### Task prompt
Please reproduce the rows below line for line, without any changes.

Element position data:
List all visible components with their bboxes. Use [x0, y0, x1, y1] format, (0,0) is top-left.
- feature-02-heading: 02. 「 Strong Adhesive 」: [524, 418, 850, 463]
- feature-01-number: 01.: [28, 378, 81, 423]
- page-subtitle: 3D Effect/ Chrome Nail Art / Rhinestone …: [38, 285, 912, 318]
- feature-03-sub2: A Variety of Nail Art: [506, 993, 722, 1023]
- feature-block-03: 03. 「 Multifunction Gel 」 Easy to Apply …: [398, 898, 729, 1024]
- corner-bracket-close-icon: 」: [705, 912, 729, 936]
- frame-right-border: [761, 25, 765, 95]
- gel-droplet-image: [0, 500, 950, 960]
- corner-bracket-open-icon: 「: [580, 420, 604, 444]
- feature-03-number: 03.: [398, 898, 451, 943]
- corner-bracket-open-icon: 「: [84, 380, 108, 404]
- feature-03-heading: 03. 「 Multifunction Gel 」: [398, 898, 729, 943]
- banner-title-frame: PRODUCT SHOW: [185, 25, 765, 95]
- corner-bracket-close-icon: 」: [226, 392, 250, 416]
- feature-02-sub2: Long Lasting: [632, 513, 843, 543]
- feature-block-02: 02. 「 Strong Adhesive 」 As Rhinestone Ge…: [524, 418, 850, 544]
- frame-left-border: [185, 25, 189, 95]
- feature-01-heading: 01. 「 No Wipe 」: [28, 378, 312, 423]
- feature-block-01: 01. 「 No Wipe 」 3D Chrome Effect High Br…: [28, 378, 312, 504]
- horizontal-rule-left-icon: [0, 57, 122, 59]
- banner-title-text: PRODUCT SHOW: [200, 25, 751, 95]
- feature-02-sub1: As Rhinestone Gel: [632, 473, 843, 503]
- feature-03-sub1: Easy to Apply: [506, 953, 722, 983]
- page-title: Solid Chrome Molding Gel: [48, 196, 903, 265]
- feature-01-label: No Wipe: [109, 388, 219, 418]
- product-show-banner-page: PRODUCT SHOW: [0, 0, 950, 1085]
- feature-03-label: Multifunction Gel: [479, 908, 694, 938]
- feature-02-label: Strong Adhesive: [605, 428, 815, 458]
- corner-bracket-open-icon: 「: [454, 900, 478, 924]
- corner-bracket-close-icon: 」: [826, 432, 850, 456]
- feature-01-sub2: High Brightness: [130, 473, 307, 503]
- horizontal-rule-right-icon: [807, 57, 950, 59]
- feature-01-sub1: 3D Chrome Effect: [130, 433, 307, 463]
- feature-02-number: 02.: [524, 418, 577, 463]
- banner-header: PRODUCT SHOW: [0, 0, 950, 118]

### The result
List all visible components with their bboxes. Use [x0, y0, x1, y1] format, (0,0) is top-left.
- feature-02-heading: 02. 「 Strong Adhesive 」: [524, 418, 850, 463]
- feature-01-number: 01.: [28, 378, 81, 423]
- page-subtitle: 3D Effect/ Chrome Nail Art / Rhinestone …: [38, 285, 912, 318]
- feature-03-sub2: A Variety of Nail Art: [506, 993, 722, 1023]
- feature-block-03: 03. 「 Multifunction Gel 」 Easy to Apply …: [398, 898, 729, 1024]
- corner-bracket-close-icon: 」: [705, 912, 729, 936]
- frame-right-border: [761, 25, 765, 95]
- gel-droplet-image: [0, 500, 950, 960]
- corner-bracket-open-icon: 「: [580, 420, 604, 444]
- feature-03-number: 03.: [398, 898, 451, 943]
- corner-bracket-open-icon: 「: [84, 380, 108, 404]
- feature-03-heading: 03. 「 Multifunction Gel 」: [398, 898, 729, 943]
- banner-title-frame: PRODUCT SHOW: [185, 25, 765, 95]
- corner-bracket-close-icon: 」: [226, 392, 250, 416]
- feature-02-sub2: Long Lasting: [632, 513, 843, 543]
- feature-block-02: 02. 「 Strong Adhesive 」 As Rhinestone Ge…: [524, 418, 850, 544]
- frame-left-border: [185, 25, 189, 95]
- feature-01-heading: 01. 「 No Wipe 」: [28, 378, 312, 423]
- feature-block-01: 01. 「 No Wipe 」 3D Chrome Effect High Br…: [28, 378, 312, 504]
- horizontal-rule-left-icon: [0, 57, 122, 59]
- banner-title-text: PRODUCT SHOW: [200, 25, 751, 95]
- feature-02-sub1: As Rhinestone Gel: [632, 473, 843, 503]
- feature-03-sub1: Easy to Apply: [506, 953, 722, 983]
- page-title: Solid Chrome Molding Gel: [48, 196, 903, 265]
- feature-01-label: No Wipe: [109, 388, 219, 418]
- product-show-banner-page: PRODUCT SHOW: [0, 0, 950, 1085]
- feature-03-label: Multifunction Gel: [479, 908, 694, 938]
- feature-02-label: Strong Adhesive: [605, 428, 815, 458]
- corner-bracket-open-icon: 「: [454, 900, 478, 924]
- corner-bracket-close-icon: 」: [826, 432, 850, 456]
- feature-01-sub2: High Brightness: [130, 473, 307, 503]
- horizontal-rule-right-icon: [807, 57, 950, 59]
- feature-01-sub1: 3D Chrome Effect: [130, 433, 307, 463]
- feature-02-number: 02.: [524, 418, 577, 463]
- banner-header: PRODUCT SHOW: [0, 0, 950, 118]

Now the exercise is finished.